# Task
Could you render these listing lines as a numbered list, leaving out any blank lines? Begin at the line that has "search-icon — [63, 739, 81, 757]" and stop after the line that has "search-button[interactable] — [48, 728, 96, 768]".

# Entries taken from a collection
- - -

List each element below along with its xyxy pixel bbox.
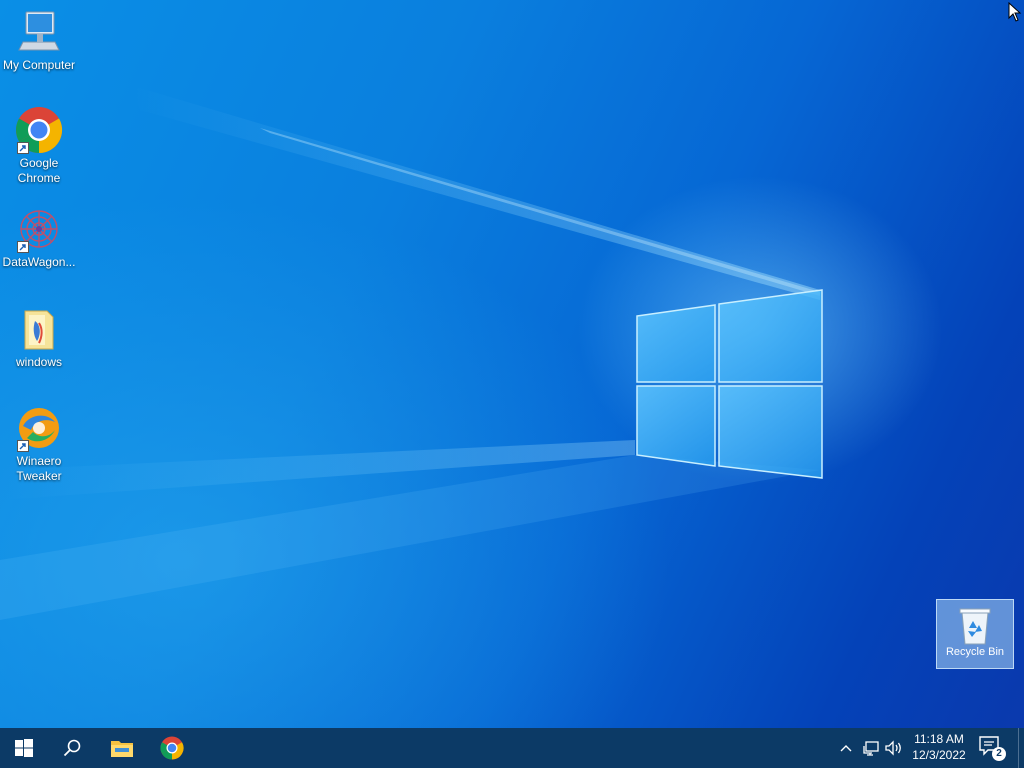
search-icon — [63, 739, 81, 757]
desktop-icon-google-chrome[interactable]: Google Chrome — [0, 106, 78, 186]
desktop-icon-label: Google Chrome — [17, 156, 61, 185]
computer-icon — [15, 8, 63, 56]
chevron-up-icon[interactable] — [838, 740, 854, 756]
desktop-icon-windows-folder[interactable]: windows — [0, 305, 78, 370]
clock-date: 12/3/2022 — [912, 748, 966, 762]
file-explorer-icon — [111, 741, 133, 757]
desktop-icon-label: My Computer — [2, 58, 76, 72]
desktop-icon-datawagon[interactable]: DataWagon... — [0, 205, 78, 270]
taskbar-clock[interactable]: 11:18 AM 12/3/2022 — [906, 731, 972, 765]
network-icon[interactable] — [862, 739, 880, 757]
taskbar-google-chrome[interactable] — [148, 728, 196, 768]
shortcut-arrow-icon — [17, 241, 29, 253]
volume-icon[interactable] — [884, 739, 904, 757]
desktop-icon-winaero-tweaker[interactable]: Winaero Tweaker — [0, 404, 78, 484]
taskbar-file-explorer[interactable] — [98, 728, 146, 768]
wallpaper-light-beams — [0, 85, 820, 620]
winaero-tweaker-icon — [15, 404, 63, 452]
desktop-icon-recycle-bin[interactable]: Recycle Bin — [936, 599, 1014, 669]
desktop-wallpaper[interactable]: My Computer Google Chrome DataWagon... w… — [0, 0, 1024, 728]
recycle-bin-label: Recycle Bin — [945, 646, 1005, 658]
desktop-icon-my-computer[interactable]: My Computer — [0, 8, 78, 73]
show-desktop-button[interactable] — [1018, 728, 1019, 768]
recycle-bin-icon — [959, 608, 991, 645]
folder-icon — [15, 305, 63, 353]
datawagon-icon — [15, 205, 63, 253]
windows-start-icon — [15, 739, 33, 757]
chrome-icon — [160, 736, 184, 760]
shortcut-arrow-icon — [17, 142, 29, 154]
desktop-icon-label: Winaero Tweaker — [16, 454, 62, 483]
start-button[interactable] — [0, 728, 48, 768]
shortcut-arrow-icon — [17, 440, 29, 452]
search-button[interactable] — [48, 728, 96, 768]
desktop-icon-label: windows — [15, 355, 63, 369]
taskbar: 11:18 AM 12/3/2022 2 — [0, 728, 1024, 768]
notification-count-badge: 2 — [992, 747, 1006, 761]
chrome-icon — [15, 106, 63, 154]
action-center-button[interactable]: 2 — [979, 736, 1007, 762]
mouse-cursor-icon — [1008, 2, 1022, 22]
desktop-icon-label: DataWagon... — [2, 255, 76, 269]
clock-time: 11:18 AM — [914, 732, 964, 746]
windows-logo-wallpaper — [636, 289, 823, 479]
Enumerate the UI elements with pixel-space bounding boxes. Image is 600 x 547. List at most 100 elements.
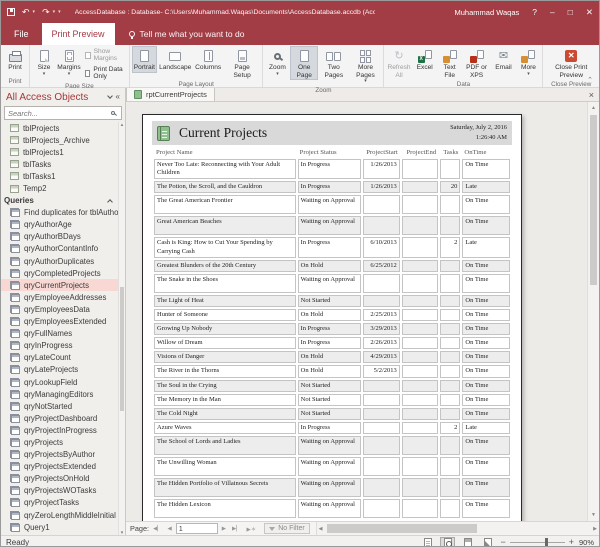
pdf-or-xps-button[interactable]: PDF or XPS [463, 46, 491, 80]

- - -

# Response for this exercise
1. search-icon — [63, 739, 81, 757]
2. desktop-icon-google-chrome[interactable]: Google Chrome — [0, 106, 78, 186]
3. desktop-icon-label: Google Chrome — [17, 156, 61, 185]
4. computer-icon — [15, 8, 63, 56]
5. chevron-up-icon[interactable] — [838, 740, 854, 756]
6. desktop-icon-windows-folder[interactable]: windows — [0, 305, 78, 370]
7. clock-date: 12/3/2022 — [912, 748, 966, 762]
8. file-explorer-icon — [111, 741, 133, 757]
9. desktop-icon-label: My Computer — [2, 58, 76, 72]
10. desktop-icon-datawagon[interactable]: DataWagon... — [0, 205, 78, 270]
11. taskbar-clock[interactable]: 11:18 AM 12/3/2022 — [906, 731, 972, 765]
12. network-icon[interactable] — [862, 739, 880, 757]
13. taskbar-google-chrome[interactable] — [148, 728, 196, 768]
14. shortcut-arrow-icon — [17, 241, 29, 253]
15. volume-icon[interactable] — [884, 739, 904, 757]
16. desktop-icon-winaero-tweaker[interactable]: Winaero Tweaker — [0, 404, 78, 484]
17. taskbar-file-explorer[interactable] — [98, 728, 146, 768]
18. wallpaper-light-beams — [0, 85, 820, 620]
19. winaero-tweaker-icon — [15, 404, 63, 452]
20. desktop-icon-recycle-bin[interactable]: Recycle Bin — [936, 599, 1014, 669]
21. desktop-wallpaper[interactable]: My Computer Google Chrome DataWagon... w… — [0, 0, 1024, 728]
22. recycle-bin-label: Recycle Bin — [945, 646, 1005, 658]
23. desktop-icon-my-computer[interactable]: My Computer — [0, 8, 78, 73]
24. show-desktop-button[interactable] — [1018, 728, 1019, 768]
25. recycle-bin-icon — [959, 608, 991, 645]
26. folder-icon — [15, 305, 63, 353]
27. datawagon-icon — [15, 205, 63, 253]
28. windows-start-icon — [15, 739, 33, 757]
29. chrome-icon — [160, 736, 184, 760]
30. shortcut-arrow-icon — [17, 142, 29, 154]
31. desktop-icon-label: Winaero Tweaker — [16, 454, 62, 483]
32. start-button[interactable] — [0, 728, 48, 768]
33. shortcut-arrow-icon — [17, 440, 29, 452]
34. search-button[interactable] — [48, 728, 96, 768]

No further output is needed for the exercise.